Brief |
Find every line with "down" in it, then report how many there are and nothing more.

****

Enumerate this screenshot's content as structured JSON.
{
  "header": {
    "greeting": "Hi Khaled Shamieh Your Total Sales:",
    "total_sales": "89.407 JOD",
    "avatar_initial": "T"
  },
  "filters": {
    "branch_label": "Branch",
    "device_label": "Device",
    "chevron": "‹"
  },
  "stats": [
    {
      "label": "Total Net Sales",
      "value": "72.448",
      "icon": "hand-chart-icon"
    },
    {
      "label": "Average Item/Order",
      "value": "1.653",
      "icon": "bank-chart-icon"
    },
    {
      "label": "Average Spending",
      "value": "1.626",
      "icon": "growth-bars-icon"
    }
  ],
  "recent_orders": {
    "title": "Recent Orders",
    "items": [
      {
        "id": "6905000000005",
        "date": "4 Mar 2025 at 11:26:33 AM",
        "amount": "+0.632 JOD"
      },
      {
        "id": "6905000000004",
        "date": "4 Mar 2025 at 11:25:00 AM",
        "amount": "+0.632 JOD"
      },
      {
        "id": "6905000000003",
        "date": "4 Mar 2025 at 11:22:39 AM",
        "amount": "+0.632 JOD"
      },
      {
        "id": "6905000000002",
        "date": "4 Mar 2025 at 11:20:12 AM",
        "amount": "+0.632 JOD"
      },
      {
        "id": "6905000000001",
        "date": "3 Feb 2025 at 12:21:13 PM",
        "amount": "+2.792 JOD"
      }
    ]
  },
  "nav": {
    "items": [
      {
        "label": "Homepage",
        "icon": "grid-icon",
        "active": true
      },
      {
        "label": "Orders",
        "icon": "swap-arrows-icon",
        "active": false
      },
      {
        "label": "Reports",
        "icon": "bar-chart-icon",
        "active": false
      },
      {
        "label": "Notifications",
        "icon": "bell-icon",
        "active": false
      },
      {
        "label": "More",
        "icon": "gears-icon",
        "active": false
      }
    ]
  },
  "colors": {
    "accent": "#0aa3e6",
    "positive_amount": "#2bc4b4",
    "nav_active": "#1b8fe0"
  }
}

****

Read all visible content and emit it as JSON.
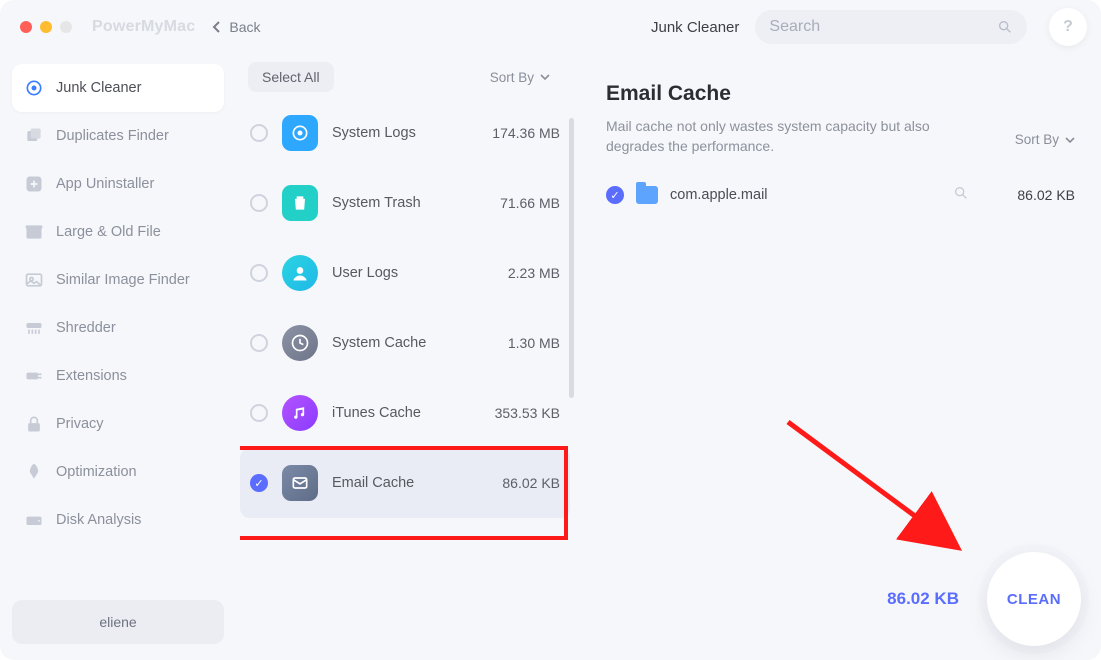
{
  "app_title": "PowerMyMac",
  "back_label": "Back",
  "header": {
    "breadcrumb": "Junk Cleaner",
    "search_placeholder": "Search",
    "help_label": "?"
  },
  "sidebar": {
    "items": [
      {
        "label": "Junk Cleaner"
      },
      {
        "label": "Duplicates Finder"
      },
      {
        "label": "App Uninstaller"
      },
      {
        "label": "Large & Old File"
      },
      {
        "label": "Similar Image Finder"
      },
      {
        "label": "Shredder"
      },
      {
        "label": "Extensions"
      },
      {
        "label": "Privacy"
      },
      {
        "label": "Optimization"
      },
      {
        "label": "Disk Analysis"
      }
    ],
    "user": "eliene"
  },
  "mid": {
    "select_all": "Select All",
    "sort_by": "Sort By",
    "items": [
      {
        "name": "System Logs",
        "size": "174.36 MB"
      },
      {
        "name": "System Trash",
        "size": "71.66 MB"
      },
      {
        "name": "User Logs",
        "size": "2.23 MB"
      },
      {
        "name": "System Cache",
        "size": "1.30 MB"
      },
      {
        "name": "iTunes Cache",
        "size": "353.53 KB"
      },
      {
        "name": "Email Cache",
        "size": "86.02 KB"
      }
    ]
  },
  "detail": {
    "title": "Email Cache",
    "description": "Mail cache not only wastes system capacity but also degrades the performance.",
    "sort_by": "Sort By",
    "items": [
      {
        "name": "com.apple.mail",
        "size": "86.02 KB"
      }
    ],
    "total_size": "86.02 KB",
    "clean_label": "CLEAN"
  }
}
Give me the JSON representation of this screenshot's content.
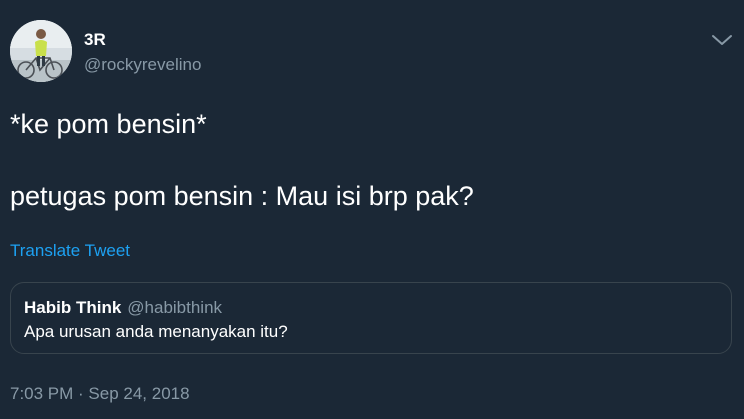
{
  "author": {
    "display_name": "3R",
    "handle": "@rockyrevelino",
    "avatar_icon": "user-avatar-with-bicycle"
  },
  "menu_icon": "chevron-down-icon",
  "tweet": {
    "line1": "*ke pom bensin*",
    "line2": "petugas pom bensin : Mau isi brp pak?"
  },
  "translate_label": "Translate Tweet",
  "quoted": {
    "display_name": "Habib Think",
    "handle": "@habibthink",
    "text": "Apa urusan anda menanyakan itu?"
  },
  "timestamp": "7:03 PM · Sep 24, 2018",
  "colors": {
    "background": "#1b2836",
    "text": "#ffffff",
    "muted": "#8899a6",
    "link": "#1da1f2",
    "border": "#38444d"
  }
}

****

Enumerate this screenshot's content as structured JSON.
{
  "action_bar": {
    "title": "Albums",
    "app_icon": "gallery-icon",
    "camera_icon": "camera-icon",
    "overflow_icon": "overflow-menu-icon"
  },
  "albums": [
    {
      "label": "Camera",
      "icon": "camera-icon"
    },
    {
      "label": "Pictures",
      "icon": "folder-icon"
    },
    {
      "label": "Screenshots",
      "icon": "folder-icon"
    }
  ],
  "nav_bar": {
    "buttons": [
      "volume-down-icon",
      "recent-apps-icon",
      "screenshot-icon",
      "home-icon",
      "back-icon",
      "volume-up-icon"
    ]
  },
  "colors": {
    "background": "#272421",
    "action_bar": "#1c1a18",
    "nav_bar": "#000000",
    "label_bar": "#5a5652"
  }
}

****

Answer to this task |
2